Collected data entries

• • • • • • •

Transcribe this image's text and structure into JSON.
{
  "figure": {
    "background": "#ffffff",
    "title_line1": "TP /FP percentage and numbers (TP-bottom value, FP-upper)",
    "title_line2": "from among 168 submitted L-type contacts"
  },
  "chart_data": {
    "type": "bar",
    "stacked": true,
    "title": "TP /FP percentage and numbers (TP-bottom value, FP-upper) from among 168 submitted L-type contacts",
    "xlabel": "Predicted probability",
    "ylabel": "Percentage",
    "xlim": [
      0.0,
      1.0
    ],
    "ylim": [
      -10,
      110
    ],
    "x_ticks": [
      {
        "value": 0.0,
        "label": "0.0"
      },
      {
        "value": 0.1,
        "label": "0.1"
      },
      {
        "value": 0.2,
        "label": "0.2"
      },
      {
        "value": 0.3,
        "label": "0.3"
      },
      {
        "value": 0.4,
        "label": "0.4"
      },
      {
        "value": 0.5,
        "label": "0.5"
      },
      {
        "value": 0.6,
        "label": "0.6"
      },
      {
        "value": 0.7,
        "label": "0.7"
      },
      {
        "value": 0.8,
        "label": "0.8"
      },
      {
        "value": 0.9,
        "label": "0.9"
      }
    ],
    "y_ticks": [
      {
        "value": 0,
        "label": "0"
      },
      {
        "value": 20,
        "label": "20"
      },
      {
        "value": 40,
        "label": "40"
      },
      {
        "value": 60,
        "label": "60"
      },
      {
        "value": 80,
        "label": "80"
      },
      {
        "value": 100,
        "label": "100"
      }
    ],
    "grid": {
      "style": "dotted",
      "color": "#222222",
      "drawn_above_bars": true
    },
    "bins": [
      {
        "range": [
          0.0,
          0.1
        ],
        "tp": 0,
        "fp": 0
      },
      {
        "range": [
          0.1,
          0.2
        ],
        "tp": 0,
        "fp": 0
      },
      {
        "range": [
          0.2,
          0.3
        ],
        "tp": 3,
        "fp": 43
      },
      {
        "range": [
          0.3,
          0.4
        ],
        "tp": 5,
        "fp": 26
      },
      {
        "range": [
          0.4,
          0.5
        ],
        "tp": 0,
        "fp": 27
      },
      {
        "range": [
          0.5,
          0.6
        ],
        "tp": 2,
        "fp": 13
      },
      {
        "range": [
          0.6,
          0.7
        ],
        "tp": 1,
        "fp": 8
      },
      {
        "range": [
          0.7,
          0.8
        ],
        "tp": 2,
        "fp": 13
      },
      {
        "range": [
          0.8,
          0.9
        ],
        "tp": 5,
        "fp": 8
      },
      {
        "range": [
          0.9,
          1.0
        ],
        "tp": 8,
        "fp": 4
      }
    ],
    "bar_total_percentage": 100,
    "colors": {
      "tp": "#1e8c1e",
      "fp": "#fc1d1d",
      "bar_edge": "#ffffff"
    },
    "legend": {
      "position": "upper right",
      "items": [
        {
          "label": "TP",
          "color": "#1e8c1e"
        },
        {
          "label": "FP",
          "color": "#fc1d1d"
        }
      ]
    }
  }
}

• • • • • • •

> **What you should do**
Only the number is required: the count of lines containing the word "from".

> **Answer to this task**
2